Exercise data:

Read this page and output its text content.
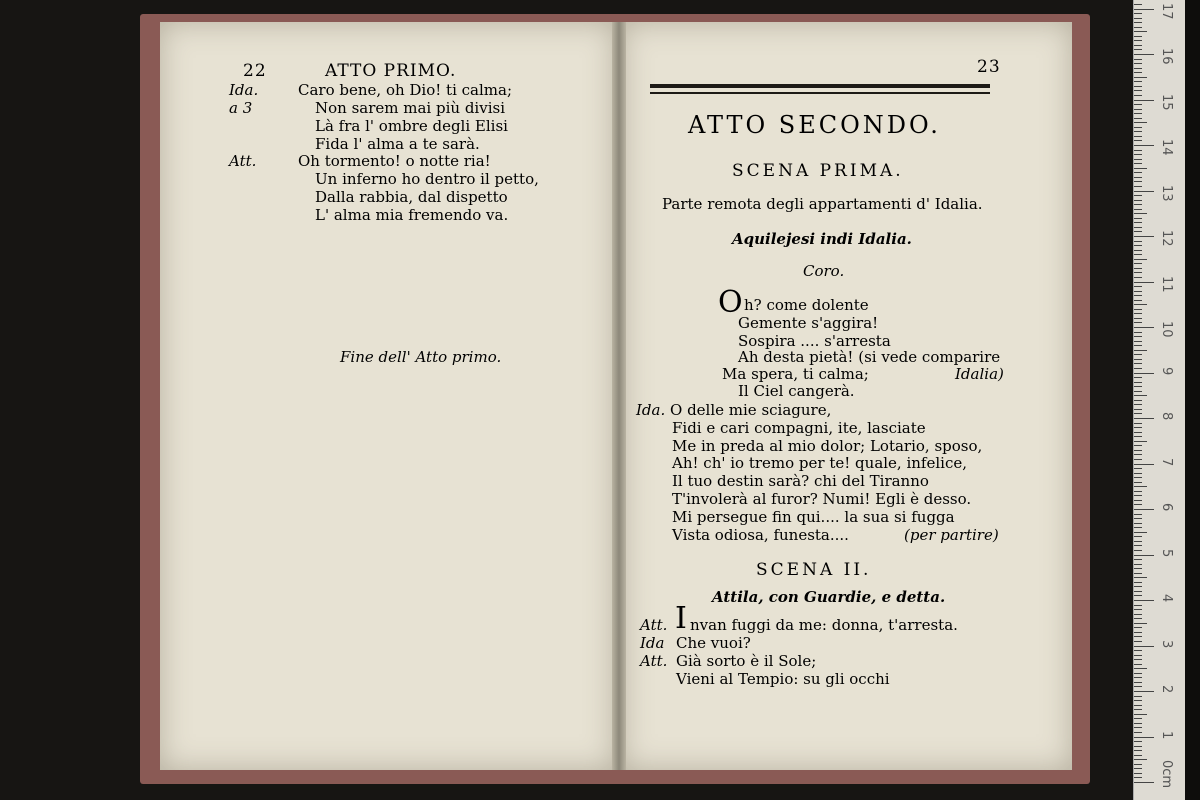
22	ATTO PRIMO.
Ida.	Caro bene, oh Dio! ti calma;
a 3	Non sarem mai più divisi
Là fra l' ombre degli Elisi
Fida l' alma a te sarà.
Att.	Oh tormento! o notte ria!
Un inferno ho dentro il petto,
Dalla rabbia, dal dispetto
L' alma mia fremendo va.
Fine dell' Atto primo.
23
ATTO SECONDO.
SCENA PRIMA.
Parte remota degli appartamenti d' Idalia.
Aquilejesi indi Idalia.
Coro.
O h? come dolente
Gemente s'aggira!
Sospira .... s'arresta
Ah desta pietà! (si vede comparire
Ma spera, ti calma;	Idalia)
Il Ciel cangerà.
Ida. O delle mie sciagure,
Fidi e cari compagni, ite, lasciate
Me in preda al mio dolor; Lotario, sposo,
Ah! ch' io tremo per te! quale, infelice,
Il tuo destin sarà? chi del Tiranno
T'involerà al furor? Numi! Egli è desso.
Mi persegue fin qui.... la sua si fugga
Vista odiosa, funesta....	(per partire)
SCENA II.
Attila, con Guardie, e detta.
Att. I nvan fuggi da me: donna, t'arresta.
Ida Che vuoi?
Att. Già sorto è il Sole;
Vieni al Tempio: su gli occhi
0cm
1
2
3
4
5
6
7
8
9
10
11
12
13
14
15
16
17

Written exercise: Omit the pictures and give the material again, exactly and in full.

Answer to the exercise:
Read this page and output its text content.
22	ATTO PRIMO.
Ida.	Caro bene, oh Dio! ti calma;
a 3	Non sarem mai più divisi
Là fra l' ombre degli Elisi
Fida l' alma a te sarà.
Att.	Oh tormento! o notte ria!
Un inferno ho dentro il petto,
Dalla rabbia, dal dispetto
L' alma mia fremendo va.
Fine dell' Atto primo.
23
ATTO SECONDO.
SCENA PRIMA.
Parte remota degli appartamenti d' Idalia.
Aquilejesi indi Idalia.
Coro.
O h? come dolente
Gemente s'aggira!
Sospira .... s'arresta
Ah desta pietà! (si vede comparire
Ma spera, ti calma;	Idalia)
Il Ciel cangerà.
Ida. O delle mie sciagure,
Fidi e cari compagni, ite, lasciate
Me in preda al mio dolor; Lotario, sposo,
Ah! ch' io tremo per te! quale, infelice,
Il tuo destin sarà? chi del Tiranno
T'involerà al furor? Numi! Egli è desso.
Mi persegue fin qui.... la sua si fugga
Vista odiosa, funesta....	(per partire)
SCENA II.
Attila, con Guardie, e detta.
Att. I nvan fuggi da me: donna, t'arresta.
Ida Che vuoi?
Att. Già sorto è il Sole;
Vieni al Tempio: su gli occhi
0cm
1
2
3
4
5
6
7
8
9
10
11
12
13
14
15
16
17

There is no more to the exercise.